Моя повесть о самом себе и о том, чему свидетель в жизни был - Александр Васильевич Никитенко
Таким образом, я вступил в Петербург далеко не героем-победителем, каким воображали меня мои провинциальные друзья и те, которые предусмотрительно уже спешили заискивать во мне. Дело клонилось к вечеру. Я отправился прямо в дом графа Шереметева по Фонтанке. Там меня ожидало помещение с чиновниками канцелярии. Я говорю чиновниками, потому что занятия, положение и оклады служивших в графской канцелярии ничем не уступали казенным. Меня приютили в хорошей, чистой горнице, вместе с двумя столоначальниками. Вообще мне был оказан вежливый, даже радушный прием, но с сильным оттенком любопытства. Здесь уже знали обо мне через переписку князя Голицына с молодым графом и интересовались дальнейшим ходом моего дела. Следующий день я весь отдыхал, а затем явился в канцелярию для знакомства с главными начальниками ее, или, как они назывались, экспедиторами. Их было два: Мамонтов, по финансовой части, и Дубов, по другим отраслям администрации графских имуществ. Характер их дальнейших отношений ко мне тотчас определился. Искренняя простота, с какою меня встретил Мамонтов, сразу внушила мне доверие к нему и надежду на его помощь, когда та понадобится. Зато Дубов, рассыпавшийся в приторных любезностях, с первых же слов обнаружил в себе врага.
Никогда еще, кажется, безусловная зависимость от чужой воли, присущая тому противоестественному и безнравственному порядку вещей, с которым я вступал в борьбу, не представлялась мне так назойливо-осязательно, как в том относительно мелочном обстоятельстве, что я не мог явиться к вызывавшему меня князю Голицыну без предварительного разрешения графа Шереметева. Мамонтов взялся выхлопотать мне его.

▶ _Записанные сведения_:
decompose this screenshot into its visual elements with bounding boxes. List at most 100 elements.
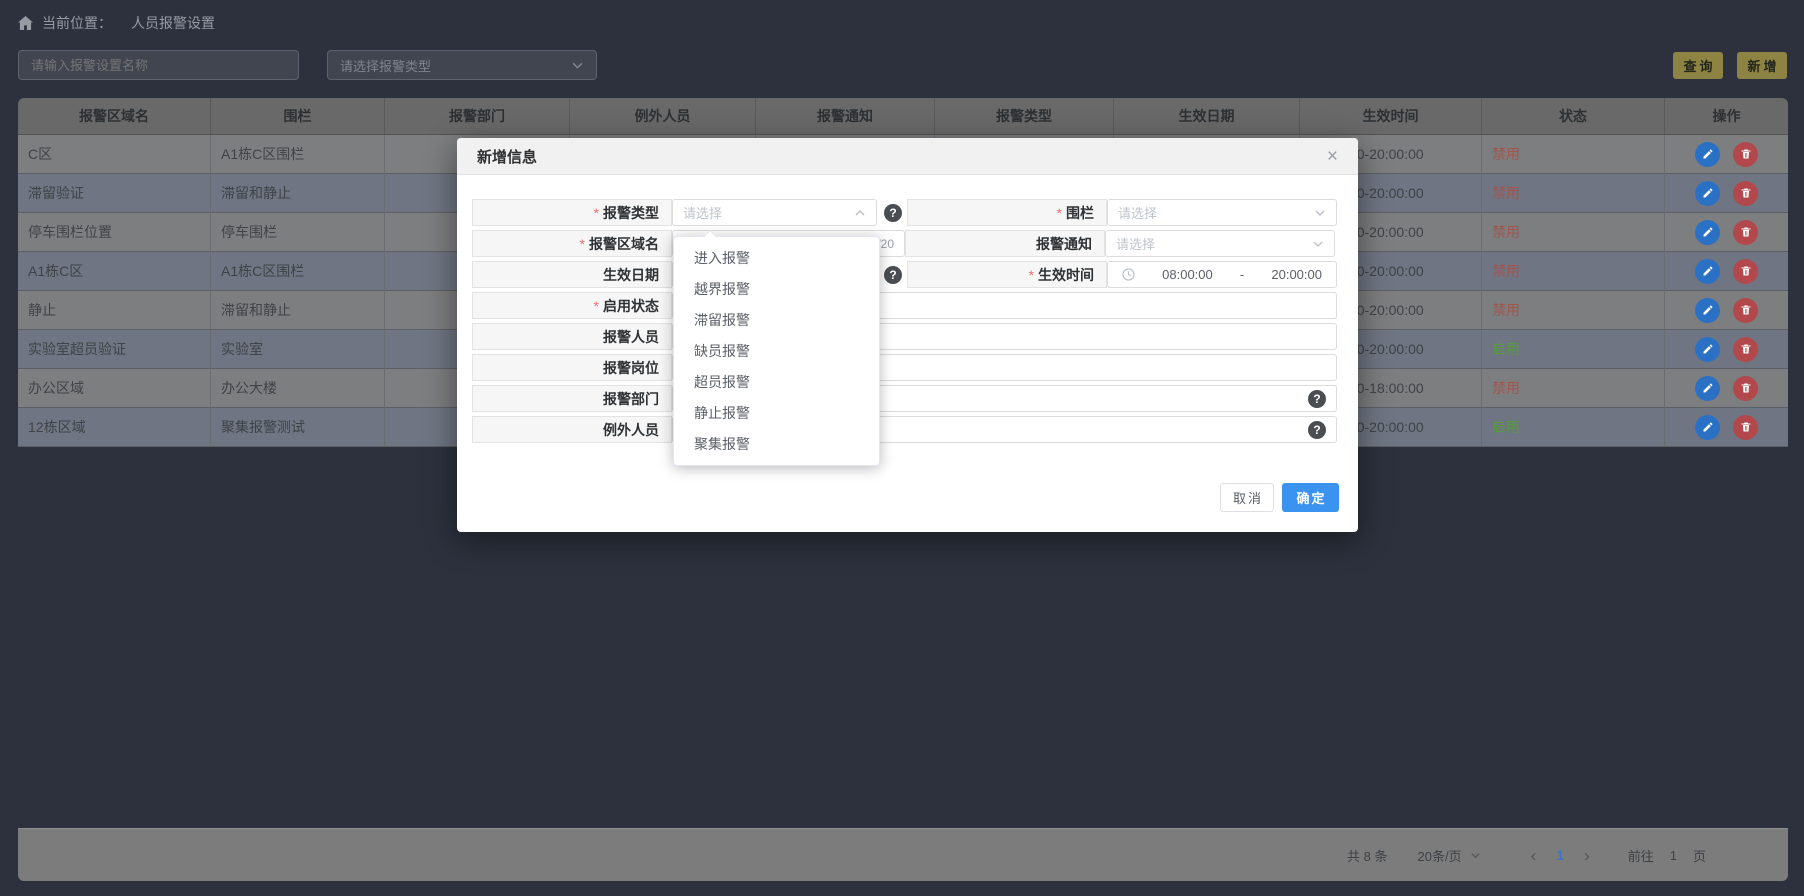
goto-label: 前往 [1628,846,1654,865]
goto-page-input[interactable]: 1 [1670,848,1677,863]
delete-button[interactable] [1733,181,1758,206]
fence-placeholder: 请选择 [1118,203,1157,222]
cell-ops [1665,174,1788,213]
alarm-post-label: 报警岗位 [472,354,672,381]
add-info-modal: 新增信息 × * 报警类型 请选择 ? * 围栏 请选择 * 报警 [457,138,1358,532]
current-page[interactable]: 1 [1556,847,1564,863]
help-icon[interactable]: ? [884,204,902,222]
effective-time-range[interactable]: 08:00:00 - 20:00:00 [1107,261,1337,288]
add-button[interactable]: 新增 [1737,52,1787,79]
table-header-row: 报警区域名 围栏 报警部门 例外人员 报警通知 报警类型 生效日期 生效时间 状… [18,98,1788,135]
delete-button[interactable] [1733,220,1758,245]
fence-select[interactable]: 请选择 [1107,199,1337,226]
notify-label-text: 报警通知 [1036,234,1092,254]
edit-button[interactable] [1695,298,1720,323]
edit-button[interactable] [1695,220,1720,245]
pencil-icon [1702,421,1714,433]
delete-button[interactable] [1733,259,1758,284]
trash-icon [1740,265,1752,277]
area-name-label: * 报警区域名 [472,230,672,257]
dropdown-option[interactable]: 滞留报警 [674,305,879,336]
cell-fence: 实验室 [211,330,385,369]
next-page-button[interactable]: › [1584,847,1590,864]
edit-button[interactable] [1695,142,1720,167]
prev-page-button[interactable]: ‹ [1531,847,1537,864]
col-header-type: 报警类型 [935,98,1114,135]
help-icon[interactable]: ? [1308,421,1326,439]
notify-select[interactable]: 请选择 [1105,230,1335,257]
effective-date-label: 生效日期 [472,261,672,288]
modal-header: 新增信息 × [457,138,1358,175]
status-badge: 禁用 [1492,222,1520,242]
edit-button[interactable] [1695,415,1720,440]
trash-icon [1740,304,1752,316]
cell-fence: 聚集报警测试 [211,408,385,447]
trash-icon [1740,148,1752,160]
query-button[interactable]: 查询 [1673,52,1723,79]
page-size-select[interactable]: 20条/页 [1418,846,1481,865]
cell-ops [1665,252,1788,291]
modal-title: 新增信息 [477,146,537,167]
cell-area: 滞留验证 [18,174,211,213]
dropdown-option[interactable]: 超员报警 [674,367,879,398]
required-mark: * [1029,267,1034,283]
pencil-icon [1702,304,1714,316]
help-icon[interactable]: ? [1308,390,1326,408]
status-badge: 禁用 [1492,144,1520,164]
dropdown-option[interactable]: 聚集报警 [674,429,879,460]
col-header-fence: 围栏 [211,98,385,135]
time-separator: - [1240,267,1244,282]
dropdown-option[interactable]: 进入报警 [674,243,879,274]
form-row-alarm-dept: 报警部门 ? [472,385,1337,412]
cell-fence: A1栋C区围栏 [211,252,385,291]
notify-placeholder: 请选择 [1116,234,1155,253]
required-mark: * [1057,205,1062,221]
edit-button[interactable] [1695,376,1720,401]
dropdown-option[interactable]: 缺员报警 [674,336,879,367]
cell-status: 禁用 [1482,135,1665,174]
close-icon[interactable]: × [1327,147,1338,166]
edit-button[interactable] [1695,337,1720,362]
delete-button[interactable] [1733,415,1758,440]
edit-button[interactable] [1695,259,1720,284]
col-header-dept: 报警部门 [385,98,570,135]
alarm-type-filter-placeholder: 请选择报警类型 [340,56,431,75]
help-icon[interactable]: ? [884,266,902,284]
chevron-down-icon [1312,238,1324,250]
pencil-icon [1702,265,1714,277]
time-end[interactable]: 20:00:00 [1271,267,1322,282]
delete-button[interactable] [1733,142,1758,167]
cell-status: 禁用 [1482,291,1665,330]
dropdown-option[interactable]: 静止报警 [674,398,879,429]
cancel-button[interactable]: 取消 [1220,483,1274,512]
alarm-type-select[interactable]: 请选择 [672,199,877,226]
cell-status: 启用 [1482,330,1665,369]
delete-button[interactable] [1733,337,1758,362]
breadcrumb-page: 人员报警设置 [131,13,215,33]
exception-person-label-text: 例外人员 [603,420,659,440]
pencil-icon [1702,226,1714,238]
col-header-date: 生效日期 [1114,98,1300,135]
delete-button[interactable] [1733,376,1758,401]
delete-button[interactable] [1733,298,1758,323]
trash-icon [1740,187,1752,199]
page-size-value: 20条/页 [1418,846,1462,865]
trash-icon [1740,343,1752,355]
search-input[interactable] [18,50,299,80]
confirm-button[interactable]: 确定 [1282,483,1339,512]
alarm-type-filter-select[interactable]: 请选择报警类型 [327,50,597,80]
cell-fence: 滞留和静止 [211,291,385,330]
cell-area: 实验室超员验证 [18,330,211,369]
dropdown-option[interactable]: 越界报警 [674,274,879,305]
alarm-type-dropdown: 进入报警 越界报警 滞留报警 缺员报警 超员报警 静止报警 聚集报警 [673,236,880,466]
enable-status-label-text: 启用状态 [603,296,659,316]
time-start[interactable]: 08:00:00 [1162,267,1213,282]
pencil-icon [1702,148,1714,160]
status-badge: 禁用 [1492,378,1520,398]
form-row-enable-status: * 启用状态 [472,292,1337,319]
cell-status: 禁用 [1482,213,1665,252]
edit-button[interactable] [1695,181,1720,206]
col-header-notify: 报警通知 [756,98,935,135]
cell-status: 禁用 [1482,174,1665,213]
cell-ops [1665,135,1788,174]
* * *
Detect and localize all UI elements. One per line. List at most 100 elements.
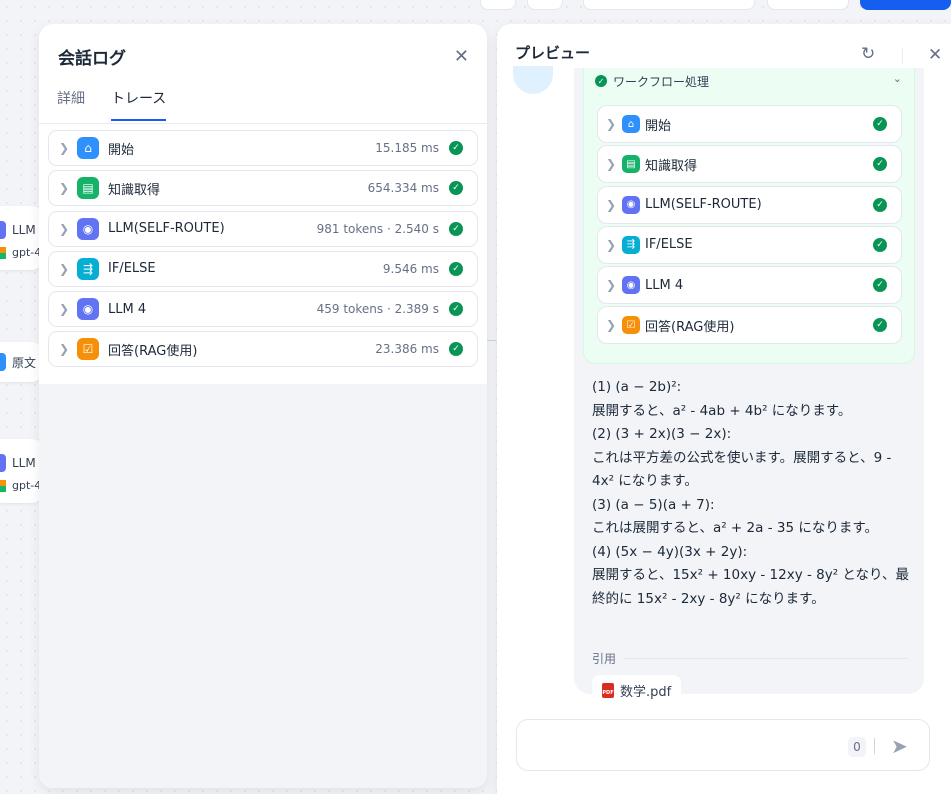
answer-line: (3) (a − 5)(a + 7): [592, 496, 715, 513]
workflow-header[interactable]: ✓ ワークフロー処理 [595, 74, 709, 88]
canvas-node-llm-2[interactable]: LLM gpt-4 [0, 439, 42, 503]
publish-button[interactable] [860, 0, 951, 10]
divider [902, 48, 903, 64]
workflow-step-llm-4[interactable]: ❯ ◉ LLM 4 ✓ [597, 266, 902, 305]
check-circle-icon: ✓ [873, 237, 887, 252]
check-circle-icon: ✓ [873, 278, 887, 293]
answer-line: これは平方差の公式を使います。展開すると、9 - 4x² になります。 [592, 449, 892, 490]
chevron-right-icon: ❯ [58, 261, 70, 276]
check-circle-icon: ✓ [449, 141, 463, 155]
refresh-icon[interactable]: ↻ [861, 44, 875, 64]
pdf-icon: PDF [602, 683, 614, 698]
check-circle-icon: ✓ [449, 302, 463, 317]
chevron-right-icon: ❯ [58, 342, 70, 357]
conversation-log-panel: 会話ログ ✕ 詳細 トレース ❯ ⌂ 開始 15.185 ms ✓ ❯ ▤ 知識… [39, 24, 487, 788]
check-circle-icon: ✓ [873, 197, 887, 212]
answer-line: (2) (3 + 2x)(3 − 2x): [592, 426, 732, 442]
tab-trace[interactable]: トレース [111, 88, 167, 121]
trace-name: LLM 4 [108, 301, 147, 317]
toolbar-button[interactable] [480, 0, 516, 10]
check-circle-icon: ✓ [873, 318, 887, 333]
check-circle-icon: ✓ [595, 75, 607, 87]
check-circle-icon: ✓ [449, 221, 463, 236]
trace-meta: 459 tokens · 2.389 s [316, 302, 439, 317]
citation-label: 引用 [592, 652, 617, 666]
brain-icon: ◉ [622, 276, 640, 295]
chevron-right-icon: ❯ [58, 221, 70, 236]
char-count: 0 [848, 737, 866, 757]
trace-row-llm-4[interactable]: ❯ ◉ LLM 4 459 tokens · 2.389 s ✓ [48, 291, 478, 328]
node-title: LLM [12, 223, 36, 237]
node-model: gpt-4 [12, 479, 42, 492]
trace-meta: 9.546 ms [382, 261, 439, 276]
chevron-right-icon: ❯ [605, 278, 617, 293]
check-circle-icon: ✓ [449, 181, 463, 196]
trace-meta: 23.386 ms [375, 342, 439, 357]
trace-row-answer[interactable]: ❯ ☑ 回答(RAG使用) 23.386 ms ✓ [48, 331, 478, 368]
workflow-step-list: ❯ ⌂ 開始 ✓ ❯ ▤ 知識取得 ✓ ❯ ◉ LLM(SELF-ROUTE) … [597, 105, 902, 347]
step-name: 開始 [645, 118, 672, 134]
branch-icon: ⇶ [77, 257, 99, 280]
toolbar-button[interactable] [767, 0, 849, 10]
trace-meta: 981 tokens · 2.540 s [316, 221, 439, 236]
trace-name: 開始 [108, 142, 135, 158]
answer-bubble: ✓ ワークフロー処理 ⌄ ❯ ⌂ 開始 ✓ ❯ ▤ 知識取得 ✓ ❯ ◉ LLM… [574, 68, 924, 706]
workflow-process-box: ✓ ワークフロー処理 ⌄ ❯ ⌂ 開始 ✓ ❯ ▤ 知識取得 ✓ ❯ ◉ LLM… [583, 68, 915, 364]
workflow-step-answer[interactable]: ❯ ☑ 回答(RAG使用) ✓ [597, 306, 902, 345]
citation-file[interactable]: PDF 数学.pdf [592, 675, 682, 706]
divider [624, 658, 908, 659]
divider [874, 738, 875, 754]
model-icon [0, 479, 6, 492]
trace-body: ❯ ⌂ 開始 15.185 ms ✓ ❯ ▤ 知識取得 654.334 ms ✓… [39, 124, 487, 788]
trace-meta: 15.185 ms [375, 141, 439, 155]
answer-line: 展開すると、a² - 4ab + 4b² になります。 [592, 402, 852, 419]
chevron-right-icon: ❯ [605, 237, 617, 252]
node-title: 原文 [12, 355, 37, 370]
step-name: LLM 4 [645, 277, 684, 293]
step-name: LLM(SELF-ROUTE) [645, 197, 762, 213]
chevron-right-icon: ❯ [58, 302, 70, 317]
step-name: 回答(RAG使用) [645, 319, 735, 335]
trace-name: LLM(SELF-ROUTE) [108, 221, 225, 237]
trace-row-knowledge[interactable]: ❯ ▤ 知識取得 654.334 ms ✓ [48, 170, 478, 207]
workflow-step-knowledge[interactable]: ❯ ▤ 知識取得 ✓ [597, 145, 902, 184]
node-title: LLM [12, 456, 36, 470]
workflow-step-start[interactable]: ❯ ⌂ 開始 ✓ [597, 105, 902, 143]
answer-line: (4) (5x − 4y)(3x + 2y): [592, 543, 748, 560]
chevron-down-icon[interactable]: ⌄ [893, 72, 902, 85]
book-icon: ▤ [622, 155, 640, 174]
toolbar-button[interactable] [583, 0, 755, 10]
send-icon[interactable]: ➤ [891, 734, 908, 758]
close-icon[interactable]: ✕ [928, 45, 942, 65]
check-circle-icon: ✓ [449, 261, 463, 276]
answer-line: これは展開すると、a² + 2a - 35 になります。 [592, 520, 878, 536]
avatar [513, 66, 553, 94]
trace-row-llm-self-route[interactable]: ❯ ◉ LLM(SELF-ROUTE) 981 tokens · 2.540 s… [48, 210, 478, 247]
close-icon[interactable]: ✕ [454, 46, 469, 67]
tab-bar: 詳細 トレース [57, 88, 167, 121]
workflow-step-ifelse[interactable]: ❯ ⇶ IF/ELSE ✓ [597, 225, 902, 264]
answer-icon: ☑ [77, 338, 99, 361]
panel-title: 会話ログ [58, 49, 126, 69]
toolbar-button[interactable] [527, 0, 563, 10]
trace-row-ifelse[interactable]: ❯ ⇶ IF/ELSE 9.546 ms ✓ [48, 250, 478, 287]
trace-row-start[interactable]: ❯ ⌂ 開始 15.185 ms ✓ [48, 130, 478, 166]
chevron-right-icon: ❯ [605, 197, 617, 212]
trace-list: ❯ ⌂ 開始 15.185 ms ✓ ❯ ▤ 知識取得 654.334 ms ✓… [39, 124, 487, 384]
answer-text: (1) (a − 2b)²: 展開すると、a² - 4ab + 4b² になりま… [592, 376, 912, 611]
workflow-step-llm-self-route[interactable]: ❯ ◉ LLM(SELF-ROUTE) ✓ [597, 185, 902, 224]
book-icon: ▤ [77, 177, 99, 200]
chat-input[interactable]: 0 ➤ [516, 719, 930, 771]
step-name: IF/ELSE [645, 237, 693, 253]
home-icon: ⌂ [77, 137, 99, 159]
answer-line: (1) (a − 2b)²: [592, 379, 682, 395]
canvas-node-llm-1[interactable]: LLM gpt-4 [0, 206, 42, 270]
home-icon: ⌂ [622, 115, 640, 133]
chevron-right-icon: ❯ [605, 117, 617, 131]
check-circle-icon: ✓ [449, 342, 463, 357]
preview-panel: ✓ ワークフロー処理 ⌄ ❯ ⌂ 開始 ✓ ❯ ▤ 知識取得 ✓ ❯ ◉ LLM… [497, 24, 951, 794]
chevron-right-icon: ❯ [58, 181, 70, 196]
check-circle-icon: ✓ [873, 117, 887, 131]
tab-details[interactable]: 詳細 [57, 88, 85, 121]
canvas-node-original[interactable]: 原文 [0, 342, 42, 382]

▶ _Задания_:
**A)** Какие фамилии встречаются в отрывке воспоминаний о приезде в Петербург, если не считать заголовка?
**B)** Как передать суть отрывка воспоминаний о приезде в Петербург в двух предложениях?
**C)** Продолжите отрывок воспоминаний о приезде в Петербург, начав сразу после его последнего предложения.

▶ _Ответы по порядку_:
**A)** Шереметев, Голицын, Мамонтов, Дубов.

**B)** Прибыв в Петербург под вечер, рассказчик поселился в доме графа Шереметева на Фонтанке вместе с чиновниками канцелярии, где его приняли радушно, но с сильным любопытством. В канцелярии он познакомился с экспедиторами: простота Мамонтова внушила ему доверие, а приторно любезный Дубов сразу обнаружил в себе врага, и именно Мамонтов взялся выхлопотать у графа разрешение явиться к князю Голицыну.

**C)**
Но пока я, как жук или муравей, тянулся к свету по кучам мусора, в высших общественных сферах произошло передвижение, грозившее гибелью и тем немногим шансам на успех, какие у меня были. В городе разнесся слух об интригах, вследствие которых князь Голицын будто бы лишился милостей государя. Говорили, что он уже больше не министр, что его разжаловали в главноуправляющие почтовым ведомством. Его значение, таким образом, сильно падало в глазах толпы: мне скоро пришлось в том убедиться.
Я долго старался не верить зловещим слухам. В канцелярии уверяли, что и надпись на доме князя, по Фонтанке:
«Министр народного просвещения и духовных дел» уже заменена другою: «Главноуправляющий почтовым департаментом». Я захотел удостовериться собственными глазами— и удостоверился. Едва вышел я на набережную реки, золотые буквы еще свежей, очевидно, только что выведенной надписи острыми иглами вонзились мне в глаза. Боже мой! Только голодный, если бы у него вдруг вырвали из рук кусок хлеба, который он уже подносил ко рту, мог бы понять то чувство отчаяния и бессильной ярости, внезапно охватившее меня. Чего еще ждать? Легкая зыбь на Фонтанке так заманчиво рябила в глазах… Я с неимоверным усилием отвел от нее глаза и с понурой головой вернулся в свой угол. Настала страшная бессонная ночь. Я метался, как в горячке, и лишь утром настолько овладел собою, что пришел к заключению: не прибегать к решительным мерам, пока не услышу из уст самого князя Голицына, может ли он и хочет ли еще заняться мною.
Долго Мамонтов безуспешно добивался для меня позволения явиться к князю Голицыну и, наконец, добился, только сославшись на поручение, которое я имел от острогожского библейского сотоварищества.
— Пусть идет! — процедил сквозь зубы граф. Потом, помолчав, с усмешкою прибавил: — Князю теперь не до него!
Его сиятельство мерило других по собственной мерке и не предполагало ни в ком, а тем более в опальном царедворце, чувств более гуманных, чем те, которыми был сам воодушевлен. Но он ошибся в расчете, и этой ошибке я в значительной мере обязан своим спасением.
Охотно или неохотно было дано позволение, я поспешил воспользоваться им. Князь Голицын проводил лето в Царском Селе, вместе со двором. Первоначальные слухи об его опале к этому времени смягчились. Теперь говорили, что, хотя обстоятельства и заставляли его отказаться от министерского портфеля, он, тем не менее, по-прежнему пользовался расположением высочайших особ и особенно императрицы Марии Федоровны.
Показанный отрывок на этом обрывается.